From the data that follows, copy every line holding the string "name".

--- START OF Listing ---

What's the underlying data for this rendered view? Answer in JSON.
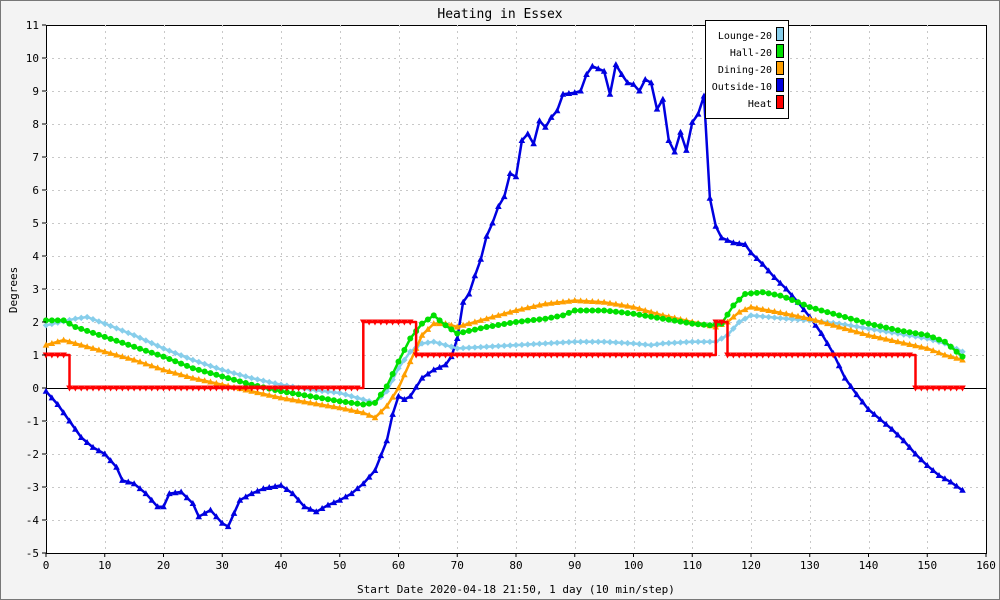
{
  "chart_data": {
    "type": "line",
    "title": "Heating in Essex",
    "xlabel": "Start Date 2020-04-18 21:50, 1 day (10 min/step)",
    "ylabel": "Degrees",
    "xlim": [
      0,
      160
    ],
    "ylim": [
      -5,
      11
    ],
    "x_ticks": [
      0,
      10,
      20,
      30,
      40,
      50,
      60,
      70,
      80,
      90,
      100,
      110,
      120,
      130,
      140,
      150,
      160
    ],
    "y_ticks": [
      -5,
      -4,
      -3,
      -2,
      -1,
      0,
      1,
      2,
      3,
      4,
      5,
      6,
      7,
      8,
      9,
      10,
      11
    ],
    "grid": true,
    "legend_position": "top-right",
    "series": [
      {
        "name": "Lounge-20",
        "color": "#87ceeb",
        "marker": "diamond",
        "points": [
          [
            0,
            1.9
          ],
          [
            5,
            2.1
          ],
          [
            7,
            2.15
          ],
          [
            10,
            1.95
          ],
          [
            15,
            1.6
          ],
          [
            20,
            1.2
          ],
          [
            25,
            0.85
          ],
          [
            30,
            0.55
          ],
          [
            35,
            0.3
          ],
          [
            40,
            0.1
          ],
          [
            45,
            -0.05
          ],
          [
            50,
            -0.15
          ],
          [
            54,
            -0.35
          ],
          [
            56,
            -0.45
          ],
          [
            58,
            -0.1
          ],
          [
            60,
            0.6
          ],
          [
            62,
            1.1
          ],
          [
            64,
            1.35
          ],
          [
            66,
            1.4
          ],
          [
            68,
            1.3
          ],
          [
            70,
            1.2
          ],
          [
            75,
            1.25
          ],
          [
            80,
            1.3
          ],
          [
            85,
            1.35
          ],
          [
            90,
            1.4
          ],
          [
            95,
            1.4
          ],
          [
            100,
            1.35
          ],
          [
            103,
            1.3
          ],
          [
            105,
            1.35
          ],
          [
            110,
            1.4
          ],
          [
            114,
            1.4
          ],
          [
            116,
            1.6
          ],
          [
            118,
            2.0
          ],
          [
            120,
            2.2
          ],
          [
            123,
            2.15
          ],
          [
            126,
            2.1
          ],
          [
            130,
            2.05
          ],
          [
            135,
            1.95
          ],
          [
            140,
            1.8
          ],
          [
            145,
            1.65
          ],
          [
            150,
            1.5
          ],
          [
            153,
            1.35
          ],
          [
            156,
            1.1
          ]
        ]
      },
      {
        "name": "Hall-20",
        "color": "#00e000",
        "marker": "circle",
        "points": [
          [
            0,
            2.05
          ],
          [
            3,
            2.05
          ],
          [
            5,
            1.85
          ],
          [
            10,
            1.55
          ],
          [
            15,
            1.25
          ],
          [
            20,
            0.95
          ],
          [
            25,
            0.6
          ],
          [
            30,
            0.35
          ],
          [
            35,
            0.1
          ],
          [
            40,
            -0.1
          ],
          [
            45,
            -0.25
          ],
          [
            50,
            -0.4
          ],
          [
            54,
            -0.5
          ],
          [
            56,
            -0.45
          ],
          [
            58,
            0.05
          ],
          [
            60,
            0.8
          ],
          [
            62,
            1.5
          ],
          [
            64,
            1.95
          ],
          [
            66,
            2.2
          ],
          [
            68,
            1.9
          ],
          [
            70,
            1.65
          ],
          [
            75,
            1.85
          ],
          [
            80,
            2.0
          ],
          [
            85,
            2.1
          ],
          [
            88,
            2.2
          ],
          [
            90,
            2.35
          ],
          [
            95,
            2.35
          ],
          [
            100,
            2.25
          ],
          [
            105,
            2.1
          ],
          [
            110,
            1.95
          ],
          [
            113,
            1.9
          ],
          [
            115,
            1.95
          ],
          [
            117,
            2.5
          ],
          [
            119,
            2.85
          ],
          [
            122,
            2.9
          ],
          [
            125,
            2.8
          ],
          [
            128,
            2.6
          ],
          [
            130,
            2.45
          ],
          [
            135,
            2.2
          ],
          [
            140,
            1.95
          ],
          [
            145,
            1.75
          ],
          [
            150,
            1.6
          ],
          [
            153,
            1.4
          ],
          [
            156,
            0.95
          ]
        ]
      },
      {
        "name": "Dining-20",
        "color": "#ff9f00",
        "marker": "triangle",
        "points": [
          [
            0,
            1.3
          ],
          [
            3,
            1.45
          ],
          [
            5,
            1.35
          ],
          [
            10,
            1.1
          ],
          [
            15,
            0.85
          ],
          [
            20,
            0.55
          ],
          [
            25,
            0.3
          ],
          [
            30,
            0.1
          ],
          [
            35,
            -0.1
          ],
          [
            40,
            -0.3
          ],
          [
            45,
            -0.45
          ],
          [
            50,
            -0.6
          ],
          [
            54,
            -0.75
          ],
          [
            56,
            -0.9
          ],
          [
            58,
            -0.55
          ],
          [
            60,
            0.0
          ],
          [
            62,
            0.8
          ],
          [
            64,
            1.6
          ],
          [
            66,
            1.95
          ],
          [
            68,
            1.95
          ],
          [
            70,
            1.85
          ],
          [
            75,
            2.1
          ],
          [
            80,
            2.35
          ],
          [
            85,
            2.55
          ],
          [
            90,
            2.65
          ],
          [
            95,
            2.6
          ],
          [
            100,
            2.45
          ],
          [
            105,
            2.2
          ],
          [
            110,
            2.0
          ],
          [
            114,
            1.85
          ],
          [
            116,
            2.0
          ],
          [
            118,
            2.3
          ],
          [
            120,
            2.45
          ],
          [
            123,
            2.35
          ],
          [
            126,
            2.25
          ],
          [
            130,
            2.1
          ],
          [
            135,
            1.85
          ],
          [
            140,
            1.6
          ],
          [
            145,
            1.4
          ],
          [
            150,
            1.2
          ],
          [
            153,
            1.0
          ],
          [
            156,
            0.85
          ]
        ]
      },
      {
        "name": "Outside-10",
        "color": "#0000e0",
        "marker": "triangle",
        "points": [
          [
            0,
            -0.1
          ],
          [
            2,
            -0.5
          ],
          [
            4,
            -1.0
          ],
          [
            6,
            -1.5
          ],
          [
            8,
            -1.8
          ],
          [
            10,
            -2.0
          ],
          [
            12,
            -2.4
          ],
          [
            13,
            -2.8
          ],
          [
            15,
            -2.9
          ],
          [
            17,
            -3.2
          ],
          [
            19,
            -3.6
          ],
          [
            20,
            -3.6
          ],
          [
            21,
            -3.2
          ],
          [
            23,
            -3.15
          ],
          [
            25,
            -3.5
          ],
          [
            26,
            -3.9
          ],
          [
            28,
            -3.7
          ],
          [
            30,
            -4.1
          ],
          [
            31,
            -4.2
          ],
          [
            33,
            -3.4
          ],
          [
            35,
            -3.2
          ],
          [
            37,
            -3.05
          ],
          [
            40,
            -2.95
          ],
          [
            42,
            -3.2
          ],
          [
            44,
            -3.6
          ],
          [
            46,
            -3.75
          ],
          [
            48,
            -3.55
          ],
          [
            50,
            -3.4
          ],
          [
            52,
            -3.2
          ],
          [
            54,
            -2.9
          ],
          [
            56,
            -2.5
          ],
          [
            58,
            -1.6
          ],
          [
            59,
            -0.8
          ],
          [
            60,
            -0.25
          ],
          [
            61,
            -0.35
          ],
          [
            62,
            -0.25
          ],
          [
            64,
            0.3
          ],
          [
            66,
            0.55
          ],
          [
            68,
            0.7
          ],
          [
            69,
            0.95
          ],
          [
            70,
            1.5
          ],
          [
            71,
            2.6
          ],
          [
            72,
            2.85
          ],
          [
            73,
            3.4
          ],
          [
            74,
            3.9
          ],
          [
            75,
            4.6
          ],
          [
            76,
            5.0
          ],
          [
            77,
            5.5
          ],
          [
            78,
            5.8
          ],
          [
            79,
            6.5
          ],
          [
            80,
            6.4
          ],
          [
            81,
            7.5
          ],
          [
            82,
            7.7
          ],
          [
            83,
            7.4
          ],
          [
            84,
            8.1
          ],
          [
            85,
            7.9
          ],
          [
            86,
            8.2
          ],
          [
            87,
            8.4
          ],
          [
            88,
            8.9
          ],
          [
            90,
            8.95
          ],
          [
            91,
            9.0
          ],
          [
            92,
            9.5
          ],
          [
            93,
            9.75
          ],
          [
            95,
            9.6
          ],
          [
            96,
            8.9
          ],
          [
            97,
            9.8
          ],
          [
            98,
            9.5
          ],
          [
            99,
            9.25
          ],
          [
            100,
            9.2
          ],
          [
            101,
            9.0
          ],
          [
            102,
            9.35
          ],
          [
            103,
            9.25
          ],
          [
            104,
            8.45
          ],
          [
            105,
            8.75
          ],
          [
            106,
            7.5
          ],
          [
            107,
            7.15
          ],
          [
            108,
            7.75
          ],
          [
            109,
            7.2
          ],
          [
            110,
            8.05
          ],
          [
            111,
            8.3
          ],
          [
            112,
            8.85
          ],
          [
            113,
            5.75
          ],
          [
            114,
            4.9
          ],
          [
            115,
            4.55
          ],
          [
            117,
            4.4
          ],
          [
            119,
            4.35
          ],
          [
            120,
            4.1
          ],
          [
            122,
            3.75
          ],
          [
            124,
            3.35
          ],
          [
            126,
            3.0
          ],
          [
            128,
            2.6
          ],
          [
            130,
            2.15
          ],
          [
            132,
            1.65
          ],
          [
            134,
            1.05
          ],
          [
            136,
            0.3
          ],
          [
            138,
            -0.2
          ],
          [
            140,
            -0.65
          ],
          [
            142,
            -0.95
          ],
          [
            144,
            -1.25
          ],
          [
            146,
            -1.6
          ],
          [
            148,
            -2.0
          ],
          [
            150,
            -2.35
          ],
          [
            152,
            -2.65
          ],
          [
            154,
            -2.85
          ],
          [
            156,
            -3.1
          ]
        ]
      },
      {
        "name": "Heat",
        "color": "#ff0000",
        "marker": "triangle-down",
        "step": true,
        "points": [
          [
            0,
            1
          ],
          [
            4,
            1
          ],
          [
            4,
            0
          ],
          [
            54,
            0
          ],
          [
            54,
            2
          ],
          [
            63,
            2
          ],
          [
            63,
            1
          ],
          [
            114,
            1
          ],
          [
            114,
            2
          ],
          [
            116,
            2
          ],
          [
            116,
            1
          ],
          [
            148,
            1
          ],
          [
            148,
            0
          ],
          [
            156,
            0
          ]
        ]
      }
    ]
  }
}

--- END OF Listing ---

■ Task response:
        "name": "Lounge-20",
        "name": "Hall-20",
        "name": "Dining-20",
        "name": "Outside-10",
        "name": "Heat",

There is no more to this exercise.